_Job_: Output every line of the data below as a JSON list of strings, with one string per line and blank lines omitted.

_Extracted data entries_:
▼▼▼

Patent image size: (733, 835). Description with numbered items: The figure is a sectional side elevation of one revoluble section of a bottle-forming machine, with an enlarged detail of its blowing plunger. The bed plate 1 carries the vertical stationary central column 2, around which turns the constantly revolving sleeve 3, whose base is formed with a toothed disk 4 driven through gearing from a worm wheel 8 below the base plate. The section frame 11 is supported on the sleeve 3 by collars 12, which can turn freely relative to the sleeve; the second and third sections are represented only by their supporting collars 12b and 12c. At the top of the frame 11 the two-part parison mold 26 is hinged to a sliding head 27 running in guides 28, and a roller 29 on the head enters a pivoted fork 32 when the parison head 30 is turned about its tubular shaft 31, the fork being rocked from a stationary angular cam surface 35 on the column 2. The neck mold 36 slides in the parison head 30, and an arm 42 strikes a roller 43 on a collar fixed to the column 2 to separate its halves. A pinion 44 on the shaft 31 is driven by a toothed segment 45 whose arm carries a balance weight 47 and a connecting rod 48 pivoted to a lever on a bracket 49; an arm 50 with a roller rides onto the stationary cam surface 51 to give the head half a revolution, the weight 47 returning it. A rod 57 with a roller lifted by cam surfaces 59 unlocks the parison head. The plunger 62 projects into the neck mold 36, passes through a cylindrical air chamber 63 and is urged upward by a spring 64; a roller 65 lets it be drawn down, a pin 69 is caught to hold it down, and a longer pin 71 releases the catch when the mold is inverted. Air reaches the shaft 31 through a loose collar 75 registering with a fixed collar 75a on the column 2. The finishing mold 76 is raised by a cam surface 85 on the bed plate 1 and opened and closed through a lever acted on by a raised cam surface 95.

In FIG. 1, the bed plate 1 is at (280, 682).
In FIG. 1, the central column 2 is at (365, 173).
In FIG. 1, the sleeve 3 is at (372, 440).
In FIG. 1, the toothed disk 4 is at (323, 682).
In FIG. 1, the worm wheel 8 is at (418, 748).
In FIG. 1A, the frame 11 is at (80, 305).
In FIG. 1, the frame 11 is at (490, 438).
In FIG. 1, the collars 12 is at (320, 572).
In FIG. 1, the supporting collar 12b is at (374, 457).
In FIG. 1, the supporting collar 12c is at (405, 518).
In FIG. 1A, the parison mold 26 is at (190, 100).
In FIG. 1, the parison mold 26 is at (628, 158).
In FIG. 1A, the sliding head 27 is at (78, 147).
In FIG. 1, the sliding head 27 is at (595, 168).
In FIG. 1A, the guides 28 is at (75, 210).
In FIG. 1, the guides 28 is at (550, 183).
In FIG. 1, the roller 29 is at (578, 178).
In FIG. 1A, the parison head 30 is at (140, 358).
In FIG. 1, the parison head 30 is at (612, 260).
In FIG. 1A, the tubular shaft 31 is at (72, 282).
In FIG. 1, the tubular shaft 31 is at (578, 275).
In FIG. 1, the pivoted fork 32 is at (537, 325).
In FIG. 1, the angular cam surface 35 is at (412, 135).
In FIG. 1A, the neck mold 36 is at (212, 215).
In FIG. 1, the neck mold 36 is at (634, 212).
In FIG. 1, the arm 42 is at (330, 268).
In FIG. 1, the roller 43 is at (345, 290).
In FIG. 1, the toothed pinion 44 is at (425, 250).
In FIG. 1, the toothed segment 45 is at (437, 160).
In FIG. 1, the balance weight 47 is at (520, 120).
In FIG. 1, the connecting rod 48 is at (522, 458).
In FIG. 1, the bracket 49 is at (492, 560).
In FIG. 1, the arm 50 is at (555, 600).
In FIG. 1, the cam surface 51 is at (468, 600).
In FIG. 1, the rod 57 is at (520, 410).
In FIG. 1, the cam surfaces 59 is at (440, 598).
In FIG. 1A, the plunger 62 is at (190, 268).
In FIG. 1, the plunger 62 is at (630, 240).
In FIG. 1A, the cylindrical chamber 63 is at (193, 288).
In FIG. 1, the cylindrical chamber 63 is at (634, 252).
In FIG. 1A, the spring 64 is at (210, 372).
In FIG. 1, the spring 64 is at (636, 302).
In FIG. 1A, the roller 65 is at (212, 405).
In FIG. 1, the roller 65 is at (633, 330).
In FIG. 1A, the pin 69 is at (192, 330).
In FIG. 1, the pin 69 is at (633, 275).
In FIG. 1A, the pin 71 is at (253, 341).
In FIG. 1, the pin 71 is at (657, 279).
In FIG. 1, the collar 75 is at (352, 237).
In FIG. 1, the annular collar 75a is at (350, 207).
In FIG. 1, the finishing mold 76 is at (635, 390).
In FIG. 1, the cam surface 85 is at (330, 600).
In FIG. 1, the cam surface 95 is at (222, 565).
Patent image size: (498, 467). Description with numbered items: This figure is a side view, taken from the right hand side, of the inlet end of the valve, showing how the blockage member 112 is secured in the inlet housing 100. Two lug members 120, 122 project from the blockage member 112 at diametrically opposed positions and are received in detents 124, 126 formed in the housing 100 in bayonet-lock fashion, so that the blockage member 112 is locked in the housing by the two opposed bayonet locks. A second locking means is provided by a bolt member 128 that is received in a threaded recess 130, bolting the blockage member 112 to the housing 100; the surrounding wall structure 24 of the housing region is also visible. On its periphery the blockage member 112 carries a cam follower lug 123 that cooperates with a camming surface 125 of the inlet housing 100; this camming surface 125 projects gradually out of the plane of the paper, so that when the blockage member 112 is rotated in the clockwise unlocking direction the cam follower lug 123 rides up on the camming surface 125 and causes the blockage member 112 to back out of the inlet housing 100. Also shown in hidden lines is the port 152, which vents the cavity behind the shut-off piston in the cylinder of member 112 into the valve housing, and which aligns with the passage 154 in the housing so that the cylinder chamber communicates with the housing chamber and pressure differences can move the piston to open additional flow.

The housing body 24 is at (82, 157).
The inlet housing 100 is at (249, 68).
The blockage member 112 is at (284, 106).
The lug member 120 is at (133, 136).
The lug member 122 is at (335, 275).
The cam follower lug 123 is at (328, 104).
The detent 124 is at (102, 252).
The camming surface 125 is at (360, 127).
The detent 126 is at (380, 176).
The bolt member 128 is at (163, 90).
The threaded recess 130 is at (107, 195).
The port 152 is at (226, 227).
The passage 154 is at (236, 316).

▲▲▲

_Correct response_:
[
  "Patent image size: (733, 835). Description with numbered items: The figure is a sectional side elevation of one revoluble section of a bottle-forming machine, with an enlarged detail of its blowing plunger. The bed plate 1 carries the vertical stationary central column 2, around which turns the constantly revolving sleeve 3, whose base is formed with a toothed disk 4 driven through gearing from a worm wheel 8 below the base plate. The section frame 11 is supported on the sleeve 3 by collars 12, which can turn freely relative to the sleeve; the second and third sections are represented only by their supporting collars 12b and 12c. At the top of the frame 11 the two-part parison mold 26 is hinged to a sliding head 27 running in guides 28, and a roller 29 on the head enters a pivoted fork 32 when the parison head 30 is turned about its tubular shaft 31, the fork being rocked from a stationary angular cam surface 35 on the column 2. The neck mold 36 slides in the parison head 30, and an arm 42 strikes a roller 43 on a collar fixed to the column 2 to separate its halves. A pinion 44 on the shaft 31 is driven by a toothed segment 45 whose arm carries a balance weight 47 and a connecting rod 48 pivoted to a lever on a bracket 49; an arm 50 with a roller rides onto the stationary cam surface 51 to give the head half a revolution, the weight 47 returning it. A rod 57 with a roller lifted by cam surfaces 59 unlocks the parison head. The plunger 62 projects into the neck mold 36, passes through a cylindrical air chamber 63 and is urged upward by a spring 64; a roller 65 lets it be drawn down, a pin 69 is caught to hold it down, and a longer pin 71 releases the catch when the mold is inverted. Air reaches the shaft 31 through a loose collar 75 registering with a fixed collar 75a on the column 2. The finishing mold 76 is raised by a cam surface 85 on the bed plate 1 and opened and closed through a lever acted on by a raised cam surface 95.",
  "In FIG. 1, the bed plate 1 is at (280, 682).",
  "In FIG. 1, the central column 2 is at (365, 173).",
  "In FIG. 1, the sleeve 3 is at (372, 440).",
  "In FIG. 1, the toothed disk 4 is at (323, 682).",
  "In FIG. 1, the worm wheel 8 is at (418, 748).",
  "In FIG. 1A, the frame 11 is at (80, 305).",
  "In FIG. 1, the frame 11 is at (490, 438).",
  "In FIG. 1, the collars 12 is at (320, 572).",
  "In FIG. 1, the supporting collar 12b is at (374, 457).",
  "In FIG. 1, the supporting collar 12c is at (405, 518).",
  "In FIG. 1A, the parison mold 26 is at (190, 100).",
  "In FIG. 1, the parison mold 26 is at (628, 158).",
  "In FIG. 1A, the sliding head 27 is at (78, 147).",
  "In FIG. 1, the sliding head 27 is at (595, 168).",
  "In FIG. 1A, the guides 28 is at (75, 210).",
  "In FIG. 1, the guides 28 is at (550, 183).",
  "In FIG. 1, the roller 29 is at (578, 178).",
  "In FIG. 1A, the parison head 30 is at (140, 358).",
  "In FIG. 1, the parison head 30 is at (612, 260).",
  "In FIG. 1A, the tubular shaft 31 is at (72, 282).",
  "In FIG. 1, the tubular shaft 31 is at (578, 275).",
  "In FIG. 1, the pivoted fork 32 is at (537, 325).",
  "In FIG. 1, the angular cam surface 35 is at (412, 135).",
  "In FIG. 1A, the neck mold 36 is at (212, 215).",
  "In FIG. 1, the neck mold 36 is at (634, 212).",
  "In FIG. 1, the arm 42 is at (330, 268).",
  "In FIG. 1, the roller 43 is at (345, 290).",
  "In FIG. 1, the toothed pinion 44 is at (425, 250).",
  "In FIG. 1, the toothed segment 45 is at (437, 160).",
  "In FIG. 1, the balance weight 47 is at (520, 120).",
  "In FIG. 1, the connecting rod 48 is at (522, 458).",
  "In FIG. 1, the bracket 49 is at (492, 560).",
  "In FIG. 1, the arm 50 is at (555, 600).",
  "In FIG. 1, the cam surface 51 is at (468, 600).",
  "In FIG. 1, the rod 57 is at (520, 410).",
  "In FIG. 1, the cam surfaces 59 is at (440, 598).",
  "In FIG. 1A, the plunger 62 is at (190, 268).",
  "In FIG. 1, the plunger 62 is at (630, 240).",
  "In FIG. 1A, the cylindrical chamber 63 is at (193, 288).",
  "In FIG. 1, the cylindrical chamber 63 is at (634, 252).",
  "In FIG. 1A, the spring 64 is at (210, 372).",
  "In FIG. 1, the spring 64 is at (636, 302).",
  "In FIG. 1A, the roller 65 is at (212, 405).",
  "In FIG. 1, the roller 65 is at (633, 330).",
  "In FIG. 1A, the pin 69 is at (192, 330).",
  "In FIG. 1, the pin 69 is at (633, 275).",
  "In FIG. 1A, the pin 71 is at (253, 341).",
  "In FIG. 1, the pin 71 is at (657, 279).",
  "In FIG. 1, the collar 75 is at (352, 237).",
  "In FIG. 1, the annular collar 75a is at (350, 207).",
  "In FIG. 1, the finishing mold 76 is at (635, 390).",
  "In FIG. 1, the cam surface 85 is at (330, 600).",
  "In FIG. 1, the cam surface 95 is at (222, 565).",
  "Patent image size: (498, 467). Description with numbered items: This figure is a side view, taken from the right hand side, of the inlet end of the valve, showing how the blockage member 112 is secured in the inlet housing 100. Two lug members 120, 122 project from the blockage member 112 at diametrically opposed positions and are received in detents 124, 126 formed in the housing 100 in bayonet-lock fashion, so that the blockage member 112 is locked in the housing by the two opposed bayonet locks. A second locking means is provided by a bolt member 128 that is received in a threaded recess 130, bolting the blockage member 112 to the housing 100; the surrounding wall structure 24 of the housing region is also visible. On its periphery the blockage member 112 carries a cam follower lug 123 that cooperates with a camming surface 125 of the inlet housing 100; this camming surface 125 projects gradually out of the plane of the paper, so that when the blockage member 112 is rotated in the clockwise unlocking direction the cam follower lug 123 rides up on the camming surface 125 and causes the blockage member 112 to back out of the inlet housing 100. Also shown in hidden lines is the port 152, which vents the cavity behind the shut-off piston in the cylinder of member 112 into the valve housing, and which aligns with the passage 154 in the housing so that the cylinder chamber communicates with the housing chamber and pressure differences can move the piston to open additional flow.",
  "The housing body 24 is at (82, 157).",
  "The inlet housing 100 is at (249, 68).",
  "The blockage member 112 is at (284, 106).",
  "The lug member 120 is at (133, 136).",
  "The lug member 122 is at (335, 275).",
  "The cam follower lug 123 is at (328, 104).",
  "The detent 124 is at (102, 252).",
  "The camming surface 125 is at (360, 127).",
  "The detent 126 is at (380, 176).",
  "The bolt member 128 is at (163, 90).",
  "The threaded recess 130 is at (107, 195).",
  "The port 152 is at (226, 227).",
  "The passage 154 is at (236, 316)."
]